(Given instruction)
Can you transcribe the data exactly? Leave the pictures out.

(Records shown)

* START *

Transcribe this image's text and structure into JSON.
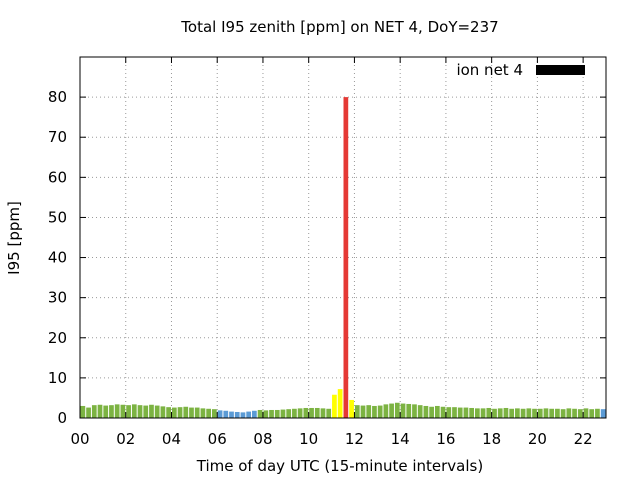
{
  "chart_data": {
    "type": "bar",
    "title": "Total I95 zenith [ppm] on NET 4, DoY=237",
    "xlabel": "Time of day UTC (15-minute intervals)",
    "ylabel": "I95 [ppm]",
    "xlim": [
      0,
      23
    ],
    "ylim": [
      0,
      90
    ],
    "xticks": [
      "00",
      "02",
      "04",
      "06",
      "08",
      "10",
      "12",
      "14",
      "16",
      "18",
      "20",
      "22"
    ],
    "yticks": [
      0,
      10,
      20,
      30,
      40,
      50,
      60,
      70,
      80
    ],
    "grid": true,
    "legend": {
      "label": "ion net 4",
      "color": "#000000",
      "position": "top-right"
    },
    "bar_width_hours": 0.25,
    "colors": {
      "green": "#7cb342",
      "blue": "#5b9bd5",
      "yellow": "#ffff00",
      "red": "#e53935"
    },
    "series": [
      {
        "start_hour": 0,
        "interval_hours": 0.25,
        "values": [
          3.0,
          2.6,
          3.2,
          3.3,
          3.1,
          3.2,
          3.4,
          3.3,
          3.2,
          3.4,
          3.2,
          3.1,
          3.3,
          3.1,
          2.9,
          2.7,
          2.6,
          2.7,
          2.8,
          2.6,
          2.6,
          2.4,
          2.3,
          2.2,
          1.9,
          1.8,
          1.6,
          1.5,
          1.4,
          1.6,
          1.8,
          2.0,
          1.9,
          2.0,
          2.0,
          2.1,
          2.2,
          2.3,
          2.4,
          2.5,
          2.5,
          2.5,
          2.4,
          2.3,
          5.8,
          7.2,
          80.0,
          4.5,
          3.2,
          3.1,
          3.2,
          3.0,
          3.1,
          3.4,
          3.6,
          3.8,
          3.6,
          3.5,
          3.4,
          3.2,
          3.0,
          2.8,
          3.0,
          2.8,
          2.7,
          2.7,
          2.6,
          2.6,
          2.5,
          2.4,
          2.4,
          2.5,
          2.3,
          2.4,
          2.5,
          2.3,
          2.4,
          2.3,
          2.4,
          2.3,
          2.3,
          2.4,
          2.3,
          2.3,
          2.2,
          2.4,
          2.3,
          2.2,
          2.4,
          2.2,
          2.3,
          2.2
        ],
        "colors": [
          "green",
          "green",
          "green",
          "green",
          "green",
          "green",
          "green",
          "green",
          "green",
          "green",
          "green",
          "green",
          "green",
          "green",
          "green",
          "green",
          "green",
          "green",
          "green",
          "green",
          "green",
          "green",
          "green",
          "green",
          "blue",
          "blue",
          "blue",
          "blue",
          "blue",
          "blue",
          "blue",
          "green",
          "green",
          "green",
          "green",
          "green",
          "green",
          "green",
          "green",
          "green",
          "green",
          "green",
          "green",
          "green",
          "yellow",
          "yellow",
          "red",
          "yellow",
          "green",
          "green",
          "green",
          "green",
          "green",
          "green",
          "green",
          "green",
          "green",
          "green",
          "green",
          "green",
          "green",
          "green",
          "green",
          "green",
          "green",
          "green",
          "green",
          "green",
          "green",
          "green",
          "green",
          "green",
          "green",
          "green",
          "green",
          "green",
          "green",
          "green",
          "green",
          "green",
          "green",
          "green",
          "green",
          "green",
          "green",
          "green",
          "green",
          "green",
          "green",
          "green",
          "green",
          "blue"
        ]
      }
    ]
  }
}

* END *

(Reply to the exercise)
Transcribe this image's text and structure into JSON.
{
  "chart_data": {
    "type": "bar",
    "title": "Total I95 zenith [ppm] on NET 4, DoY=237",
    "xlabel": "Time of day UTC (15-minute intervals)",
    "ylabel": "I95 [ppm]",
    "xlim": [
      0,
      23
    ],
    "ylim": [
      0,
      90
    ],
    "xticks": [
      "00",
      "02",
      "04",
      "06",
      "08",
      "10",
      "12",
      "14",
      "16",
      "18",
      "20",
      "22"
    ],
    "yticks": [
      0,
      10,
      20,
      30,
      40,
      50,
      60,
      70,
      80
    ],
    "grid": true,
    "legend": {
      "label": "ion net 4",
      "color": "#000000",
      "position": "top-right"
    },
    "bar_width_hours": 0.25,
    "colors": {
      "green": "#7cb342",
      "blue": "#5b9bd5",
      "yellow": "#ffff00",
      "red": "#e53935"
    },
    "series": [
      {
        "start_hour": 0,
        "interval_hours": 0.25,
        "values": [
          3.0,
          2.6,
          3.2,
          3.3,
          3.1,
          3.2,
          3.4,
          3.3,
          3.2,
          3.4,
          3.2,
          3.1,
          3.3,
          3.1,
          2.9,
          2.7,
          2.6,
          2.7,
          2.8,
          2.6,
          2.6,
          2.4,
          2.3,
          2.2,
          1.9,
          1.8,
          1.6,
          1.5,
          1.4,
          1.6,
          1.8,
          2.0,
          1.9,
          2.0,
          2.0,
          2.1,
          2.2,
          2.3,
          2.4,
          2.5,
          2.5,
          2.5,
          2.4,
          2.3,
          5.8,
          7.2,
          80.0,
          4.5,
          3.2,
          3.1,
          3.2,
          3.0,
          3.1,
          3.4,
          3.6,
          3.8,
          3.6,
          3.5,
          3.4,
          3.2,
          3.0,
          2.8,
          3.0,
          2.8,
          2.7,
          2.7,
          2.6,
          2.6,
          2.5,
          2.4,
          2.4,
          2.5,
          2.3,
          2.4,
          2.5,
          2.3,
          2.4,
          2.3,
          2.4,
          2.3,
          2.3,
          2.4,
          2.3,
          2.3,
          2.2,
          2.4,
          2.3,
          2.2,
          2.4,
          2.2,
          2.3,
          2.2
        ],
        "colors": [
          "green",
          "green",
          "green",
          "green",
          "green",
          "green",
          "green",
          "green",
          "green",
          "green",
          "green",
          "green",
          "green",
          "green",
          "green",
          "green",
          "green",
          "green",
          "green",
          "green",
          "green",
          "green",
          "green",
          "green",
          "blue",
          "blue",
          "blue",
          "blue",
          "blue",
          "blue",
          "blue",
          "green",
          "green",
          "green",
          "green",
          "green",
          "green",
          "green",
          "green",
          "green",
          "green",
          "green",
          "green",
          "green",
          "yellow",
          "yellow",
          "red",
          "yellow",
          "green",
          "green",
          "green",
          "green",
          "green",
          "green",
          "green",
          "green",
          "green",
          "green",
          "green",
          "green",
          "green",
          "green",
          "green",
          "green",
          "green",
          "green",
          "green",
          "green",
          "green",
          "green",
          "green",
          "green",
          "green",
          "green",
          "green",
          "green",
          "green",
          "green",
          "green",
          "green",
          "green",
          "green",
          "green",
          "green",
          "green",
          "green",
          "green",
          "green",
          "green",
          "green",
          "green",
          "blue"
        ]
      }
    ]
  }
}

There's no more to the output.